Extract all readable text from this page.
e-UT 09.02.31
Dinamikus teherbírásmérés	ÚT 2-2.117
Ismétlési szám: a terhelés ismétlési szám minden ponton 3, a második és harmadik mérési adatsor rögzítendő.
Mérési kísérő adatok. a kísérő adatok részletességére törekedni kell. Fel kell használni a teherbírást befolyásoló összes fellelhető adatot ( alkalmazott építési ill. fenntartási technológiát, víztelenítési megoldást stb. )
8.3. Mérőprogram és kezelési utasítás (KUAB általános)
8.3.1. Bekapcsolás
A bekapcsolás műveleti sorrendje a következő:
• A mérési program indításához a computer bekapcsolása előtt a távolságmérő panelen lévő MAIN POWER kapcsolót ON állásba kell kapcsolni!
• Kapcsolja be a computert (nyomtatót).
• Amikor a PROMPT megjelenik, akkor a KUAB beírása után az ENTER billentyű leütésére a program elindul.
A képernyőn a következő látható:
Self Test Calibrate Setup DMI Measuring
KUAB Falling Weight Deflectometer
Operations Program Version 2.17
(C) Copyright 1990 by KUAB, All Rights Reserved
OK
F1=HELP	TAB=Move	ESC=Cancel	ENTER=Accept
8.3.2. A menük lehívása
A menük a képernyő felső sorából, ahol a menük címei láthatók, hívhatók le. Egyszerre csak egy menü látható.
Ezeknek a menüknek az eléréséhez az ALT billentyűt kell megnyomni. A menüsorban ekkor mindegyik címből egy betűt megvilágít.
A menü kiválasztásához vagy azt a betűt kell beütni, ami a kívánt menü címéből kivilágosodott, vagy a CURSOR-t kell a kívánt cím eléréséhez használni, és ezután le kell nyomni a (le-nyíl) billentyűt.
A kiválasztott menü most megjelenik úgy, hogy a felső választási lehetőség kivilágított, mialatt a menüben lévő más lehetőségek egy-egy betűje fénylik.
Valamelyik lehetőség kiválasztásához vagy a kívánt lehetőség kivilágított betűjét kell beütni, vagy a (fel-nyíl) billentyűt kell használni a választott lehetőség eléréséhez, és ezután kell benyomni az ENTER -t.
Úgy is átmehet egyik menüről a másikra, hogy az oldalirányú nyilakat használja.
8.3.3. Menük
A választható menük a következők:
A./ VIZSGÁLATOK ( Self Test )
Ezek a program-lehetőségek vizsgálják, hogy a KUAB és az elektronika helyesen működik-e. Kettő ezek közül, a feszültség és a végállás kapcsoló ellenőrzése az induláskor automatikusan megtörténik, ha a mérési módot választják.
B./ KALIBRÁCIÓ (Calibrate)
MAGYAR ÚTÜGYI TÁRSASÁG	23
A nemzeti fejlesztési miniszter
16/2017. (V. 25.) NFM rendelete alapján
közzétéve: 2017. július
■ ■ ■
Transcribe all lines as written.

Extract all readable text from this page.
e-UT 09.02.31
Dinamikus teherbírásmérés	ÚT 2-2.117
Ismétlési szám: a terhelés ismétlési szám minden ponton 3, a második és harmadik mérési adatsor rögzítendő.
Mérési kísérő adatok. a kísérő adatok részletességére törekedni kell. Fel kell használni a teherbírást befolyásoló összes fellelhető adatot ( alkalmazott építési ill. fenntartási technológiát, víztelenítési megoldást stb. )
8.3. Mérőprogram és kezelési utasítás (KUAB általános)
8.3.1. Bekapcsolás
A bekapcsolás műveleti sorrendje a következő:
• A mérési program indításához a computer bekapcsolása előtt a távolságmérő panelen lévő MAIN POWER kapcsolót ON állásba kell kapcsolni!
• Kapcsolja be a computert (nyomtatót).
• Amikor a PROMPT megjelenik, akkor a KUAB beírása után az ENTER billentyű leütésére a program elindul.
A képernyőn a következő látható:
Self Test Calibrate Setup DMI Measuring
KUAB Falling Weight Deflectometer
Operations Program Version 2.17
(C) Copyright 1990 by KUAB, All Rights Reserved
OK
F1=HELP	TAB=Move	ESC=Cancel	ENTER=Accept
8.3.2. A menük lehívása
A menük a képernyő felső sorából, ahol a menük címei láthatók, hívhatók le. Egyszerre csak egy menü látható.
Ezeknek a menüknek az eléréséhez az ALT billentyűt kell megnyomni. A menüsorban ekkor mindegyik címből egy betűt megvilágít.
A menü kiválasztásához vagy azt a betűt kell beütni, ami a kívánt menü címéből kivilágosodott, vagy a CURSOR-t kell a kívánt cím eléréséhez használni, és ezután le kell nyomni a (le-nyíl) billentyűt.
A kiválasztott menü most megjelenik úgy, hogy a felső választási lehetőség kivilágított, mialatt a menüben lévő más lehetőségek egy-egy betűje fénylik.
Valamelyik lehetőség kiválasztásához vagy a kívánt lehetőség kivilágított betűjét kell beütni, vagy a (fel-nyíl) billentyűt kell használni a választott lehetőség eléréséhez, és ezután kell benyomni az ENTER -t.
Úgy is átmehet egyik menüről a másikra, hogy az oldalirányú nyilakat használja.
8.3.3. Menük
A választható menük a következők:
A./ VIZSGÁLATOK ( Self Test )
Ezek a program-lehetőségek vizsgálják, hogy a KUAB és az elektronika helyesen működik-e. Kettő ezek közül, a feszültség és a végállás kapcsoló ellenőrzése az induláskor automatikusan megtörténik, ha a mérési módot választják.
B./ KALIBRÁCIÓ (Calibrate)
MAGYAR ÚTÜGYI TÁRSASÁG	23
A nemzeti fejlesztési miniszter
16/2017. (V. 25.) NFM rendelete alapján
közzétéve: 2017. július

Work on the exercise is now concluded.